Collection entries:
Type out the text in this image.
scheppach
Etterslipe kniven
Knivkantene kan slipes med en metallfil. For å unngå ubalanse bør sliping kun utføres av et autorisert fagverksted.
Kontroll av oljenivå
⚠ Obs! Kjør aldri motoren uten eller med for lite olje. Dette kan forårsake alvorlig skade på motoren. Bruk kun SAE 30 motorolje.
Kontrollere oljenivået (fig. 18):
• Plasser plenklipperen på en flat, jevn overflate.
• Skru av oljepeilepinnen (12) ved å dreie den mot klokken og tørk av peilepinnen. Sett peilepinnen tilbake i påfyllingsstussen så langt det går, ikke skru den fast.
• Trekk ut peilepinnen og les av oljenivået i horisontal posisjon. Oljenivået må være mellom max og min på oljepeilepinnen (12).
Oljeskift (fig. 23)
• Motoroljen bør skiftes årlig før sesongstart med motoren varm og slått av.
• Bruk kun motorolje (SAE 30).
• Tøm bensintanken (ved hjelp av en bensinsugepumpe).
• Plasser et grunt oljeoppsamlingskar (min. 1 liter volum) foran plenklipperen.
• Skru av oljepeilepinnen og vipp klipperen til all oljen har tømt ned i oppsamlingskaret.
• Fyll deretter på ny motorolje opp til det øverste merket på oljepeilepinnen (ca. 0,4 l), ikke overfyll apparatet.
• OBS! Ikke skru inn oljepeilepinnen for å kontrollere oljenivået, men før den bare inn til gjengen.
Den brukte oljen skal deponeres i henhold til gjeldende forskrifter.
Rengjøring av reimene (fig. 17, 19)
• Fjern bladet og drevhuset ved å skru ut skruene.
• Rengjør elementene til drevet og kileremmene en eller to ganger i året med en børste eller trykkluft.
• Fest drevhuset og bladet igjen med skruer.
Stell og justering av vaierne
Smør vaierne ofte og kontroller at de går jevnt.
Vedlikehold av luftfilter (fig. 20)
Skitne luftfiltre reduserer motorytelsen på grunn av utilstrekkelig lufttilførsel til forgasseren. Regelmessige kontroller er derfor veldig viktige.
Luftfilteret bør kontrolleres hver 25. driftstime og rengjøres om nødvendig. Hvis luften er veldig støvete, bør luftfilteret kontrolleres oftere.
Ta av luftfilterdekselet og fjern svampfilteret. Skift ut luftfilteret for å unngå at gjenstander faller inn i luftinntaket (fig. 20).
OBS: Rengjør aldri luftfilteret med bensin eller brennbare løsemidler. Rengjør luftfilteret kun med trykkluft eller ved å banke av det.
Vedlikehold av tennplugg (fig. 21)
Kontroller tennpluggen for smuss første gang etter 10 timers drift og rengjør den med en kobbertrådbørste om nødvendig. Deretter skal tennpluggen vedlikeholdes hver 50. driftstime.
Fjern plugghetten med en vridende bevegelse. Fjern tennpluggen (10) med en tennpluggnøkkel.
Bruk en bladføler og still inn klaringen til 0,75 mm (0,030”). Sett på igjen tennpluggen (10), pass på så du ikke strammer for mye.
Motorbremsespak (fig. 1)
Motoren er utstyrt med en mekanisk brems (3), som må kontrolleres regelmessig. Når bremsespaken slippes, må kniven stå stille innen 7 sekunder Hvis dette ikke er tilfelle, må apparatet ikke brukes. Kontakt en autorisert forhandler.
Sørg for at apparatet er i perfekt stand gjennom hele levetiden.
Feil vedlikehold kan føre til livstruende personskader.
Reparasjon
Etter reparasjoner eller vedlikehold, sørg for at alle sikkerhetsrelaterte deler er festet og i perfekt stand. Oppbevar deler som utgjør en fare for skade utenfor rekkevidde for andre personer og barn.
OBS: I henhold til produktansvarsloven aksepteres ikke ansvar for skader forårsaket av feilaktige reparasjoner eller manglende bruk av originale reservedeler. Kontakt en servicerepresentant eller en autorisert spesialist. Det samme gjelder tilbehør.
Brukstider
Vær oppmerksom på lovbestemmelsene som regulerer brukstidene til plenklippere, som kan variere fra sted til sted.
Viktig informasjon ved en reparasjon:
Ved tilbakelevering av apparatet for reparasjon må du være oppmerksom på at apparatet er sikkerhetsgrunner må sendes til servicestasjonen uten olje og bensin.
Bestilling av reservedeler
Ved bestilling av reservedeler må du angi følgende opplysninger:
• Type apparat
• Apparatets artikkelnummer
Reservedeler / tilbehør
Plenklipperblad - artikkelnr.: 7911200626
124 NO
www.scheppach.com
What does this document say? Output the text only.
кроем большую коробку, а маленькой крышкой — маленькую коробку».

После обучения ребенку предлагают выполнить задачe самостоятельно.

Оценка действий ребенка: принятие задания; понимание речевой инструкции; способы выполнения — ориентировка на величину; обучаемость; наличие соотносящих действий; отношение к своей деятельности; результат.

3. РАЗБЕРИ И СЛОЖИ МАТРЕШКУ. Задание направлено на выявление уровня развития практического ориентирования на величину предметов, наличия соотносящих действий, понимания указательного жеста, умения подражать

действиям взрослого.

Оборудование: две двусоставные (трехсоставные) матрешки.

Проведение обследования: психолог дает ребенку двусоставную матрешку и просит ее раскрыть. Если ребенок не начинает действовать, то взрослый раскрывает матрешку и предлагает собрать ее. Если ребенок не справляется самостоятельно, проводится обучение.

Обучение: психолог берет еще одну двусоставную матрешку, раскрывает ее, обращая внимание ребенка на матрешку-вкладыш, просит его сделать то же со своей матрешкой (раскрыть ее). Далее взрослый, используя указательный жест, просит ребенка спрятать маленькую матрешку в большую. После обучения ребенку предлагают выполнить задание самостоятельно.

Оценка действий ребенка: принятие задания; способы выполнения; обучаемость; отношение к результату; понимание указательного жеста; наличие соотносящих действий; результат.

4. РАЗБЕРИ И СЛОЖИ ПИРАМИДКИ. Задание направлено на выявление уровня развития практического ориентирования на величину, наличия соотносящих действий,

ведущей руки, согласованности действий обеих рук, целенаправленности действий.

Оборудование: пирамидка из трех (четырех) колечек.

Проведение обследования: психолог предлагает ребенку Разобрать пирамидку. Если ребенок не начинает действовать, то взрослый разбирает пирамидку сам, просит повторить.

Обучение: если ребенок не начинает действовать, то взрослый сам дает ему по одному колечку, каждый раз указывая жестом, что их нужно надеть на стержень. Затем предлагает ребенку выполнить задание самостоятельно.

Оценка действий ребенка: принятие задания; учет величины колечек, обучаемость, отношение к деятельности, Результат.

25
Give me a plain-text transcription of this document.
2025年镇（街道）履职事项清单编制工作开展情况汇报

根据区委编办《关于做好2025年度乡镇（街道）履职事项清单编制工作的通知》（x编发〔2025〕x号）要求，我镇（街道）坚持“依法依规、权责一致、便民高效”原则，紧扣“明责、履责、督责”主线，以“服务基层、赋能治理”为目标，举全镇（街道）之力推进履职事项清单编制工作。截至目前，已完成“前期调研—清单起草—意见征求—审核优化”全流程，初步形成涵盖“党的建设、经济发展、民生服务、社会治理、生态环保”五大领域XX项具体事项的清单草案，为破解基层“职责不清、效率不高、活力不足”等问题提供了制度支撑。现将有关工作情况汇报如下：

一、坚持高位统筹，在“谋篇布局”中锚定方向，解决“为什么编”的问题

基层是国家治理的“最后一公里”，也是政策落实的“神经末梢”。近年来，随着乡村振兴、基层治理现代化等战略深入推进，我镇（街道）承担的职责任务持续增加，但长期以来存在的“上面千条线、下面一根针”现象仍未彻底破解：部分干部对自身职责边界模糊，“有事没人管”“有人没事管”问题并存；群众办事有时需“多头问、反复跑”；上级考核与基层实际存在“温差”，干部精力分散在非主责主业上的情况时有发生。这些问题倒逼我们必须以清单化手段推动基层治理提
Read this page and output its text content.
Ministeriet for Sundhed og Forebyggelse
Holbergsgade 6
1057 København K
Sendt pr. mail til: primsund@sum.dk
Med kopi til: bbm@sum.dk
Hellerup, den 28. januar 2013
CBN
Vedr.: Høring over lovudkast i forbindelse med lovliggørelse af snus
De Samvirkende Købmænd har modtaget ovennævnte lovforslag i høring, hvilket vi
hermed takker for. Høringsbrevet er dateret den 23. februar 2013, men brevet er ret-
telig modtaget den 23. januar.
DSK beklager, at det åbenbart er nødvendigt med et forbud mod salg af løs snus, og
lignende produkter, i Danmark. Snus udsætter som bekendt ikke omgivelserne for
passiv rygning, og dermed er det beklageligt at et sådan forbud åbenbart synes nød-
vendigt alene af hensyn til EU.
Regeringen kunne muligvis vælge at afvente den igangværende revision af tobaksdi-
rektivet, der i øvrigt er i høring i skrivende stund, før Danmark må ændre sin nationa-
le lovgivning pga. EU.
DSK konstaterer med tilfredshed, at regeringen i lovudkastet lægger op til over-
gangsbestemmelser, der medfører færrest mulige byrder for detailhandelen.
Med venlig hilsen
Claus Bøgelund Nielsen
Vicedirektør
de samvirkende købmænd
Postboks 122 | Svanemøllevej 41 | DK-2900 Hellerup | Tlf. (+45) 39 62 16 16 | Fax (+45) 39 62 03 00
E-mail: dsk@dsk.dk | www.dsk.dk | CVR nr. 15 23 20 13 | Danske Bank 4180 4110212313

= The exercise =
Using the records above, copy every line that has the word "взрослый" in it.

= Task answer =
Проведение обследования: психолог дает ребенку двусоставную матрешку и просит ее раскрыть. Если ребенок не начинает действовать, то взрослый раскрывает матрешку и предлагает собрать ее. Если ребенок не справляется самостоятельно, проводится обучение.
Обучение: психолог берет еще одну двусоставную матрешку, раскрывает ее, обращая внимание ребенка на матрешку-вкладыш, просит его сделать то же со своей матрешкой (раскрыть ее). Далее взрослый, используя указательный жест, просит ребенка спрятать маленькую матрешку в большую. После обучения ребенку предлагают выполнить задание самостоятельно.
Проведение обследования: психолог предлагает ребенку Разобрать пирамидку. Если ребенок не начинает действовать, то взрослый разбирает пирамидку сам, просит повторить.
Обучение: если ребенок не начинает действовать, то взрослый сам дает ему по одному колечку, каждый раз указывая жестом, что их нужно надеть на стержень. Затем предлагает ребенку выполнить задание самостоятельно.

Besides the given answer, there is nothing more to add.